— What to work on —
Please give the entries again in full and exactly, without any picture.
*** Record excerpts
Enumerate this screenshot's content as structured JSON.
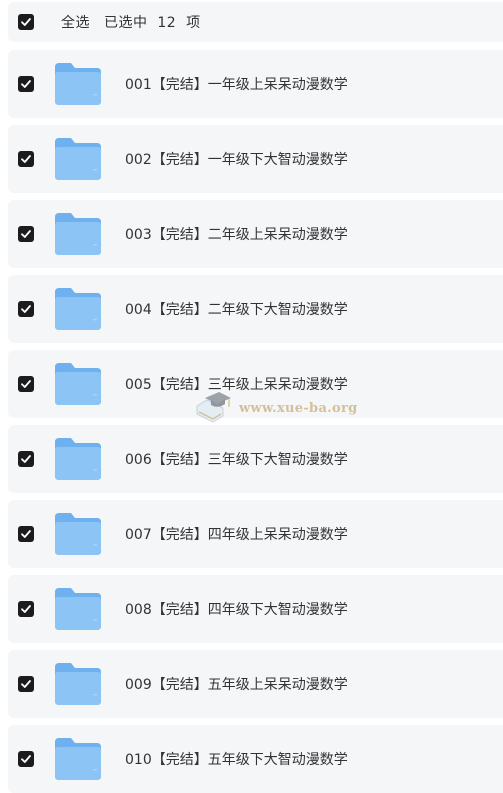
{
  "header": {
    "select_all_label": "全选",
    "selected_summary": "已选中  12  项",
    "all_checked": true
  },
  "files": [
    {
      "title": "001【完结】一年级上呆呆动漫数学",
      "checked": true
    },
    {
      "title": "002【完结】一年级下大智动漫数学",
      "checked": true
    },
    {
      "title": "003【完结】二年级上呆呆动漫数学",
      "checked": true
    },
    {
      "title": "004【完结】二年级下大智动漫数学",
      "checked": true
    },
    {
      "title": "005【完结】三年级上呆呆动漫数学",
      "checked": true
    },
    {
      "title": "006【完结】三年级下大智动漫数学",
      "checked": true
    },
    {
      "title": "007【完结】四年级上呆呆动漫数学",
      "checked": true
    },
    {
      "title": "008【完结】四年级下大智动漫数学",
      "checked": true
    },
    {
      "title": "009【完结】五年级上呆呆动漫数学",
      "checked": true
    },
    {
      "title": "010【完结】五年级下大智动漫数学",
      "checked": true
    }
  ],
  "icons": {
    "checkbox": "checkmark-icon",
    "folder": "folder-icon"
  },
  "colors": {
    "row_background": "#f5f6f8",
    "checkbox_fill": "#1c1c1e",
    "folder_front": "#8cc4f5",
    "folder_back": "#6fb1ee",
    "text": "#333333"
  },
  "watermark": {
    "text": "www.xue-ba.org"
  }
}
******
— Full answer —
Enumerate this screenshot's content as structured JSON.
{
  "header": {
    "select_all_label": "全选",
    "selected_summary": "已选中  12  项",
    "all_checked": true
  },
  "files": [
    {
      "title": "001【完结】一年级上呆呆动漫数学",
      "checked": true
    },
    {
      "title": "002【完结】一年级下大智动漫数学",
      "checked": true
    },
    {
      "title": "003【完结】二年级上呆呆动漫数学",
      "checked": true
    },
    {
      "title": "004【完结】二年级下大智动漫数学",
      "checked": true
    },
    {
      "title": "005【完结】三年级上呆呆动漫数学",
      "checked": true
    },
    {
      "title": "006【完结】三年级下大智动漫数学",
      "checked": true
    },
    {
      "title": "007【完结】四年级上呆呆动漫数学",
      "checked": true
    },
    {
      "title": "008【完结】四年级下大智动漫数学",
      "checked": true
    },
    {
      "title": "009【完结】五年级上呆呆动漫数学",
      "checked": true
    },
    {
      "title": "010【完结】五年级下大智动漫数学",
      "checked": true
    }
  ],
  "icons": {
    "checkbox": "checkmark-icon",
    "folder": "folder-icon"
  },
  "colors": {
    "row_background": "#f5f6f8",
    "checkbox_fill": "#1c1c1e",
    "folder_front": "#8cc4f5",
    "folder_back": "#6fb1ee",
    "text": "#333333"
  },
  "watermark": {
    "text": "www.xue-ba.org"
  }
}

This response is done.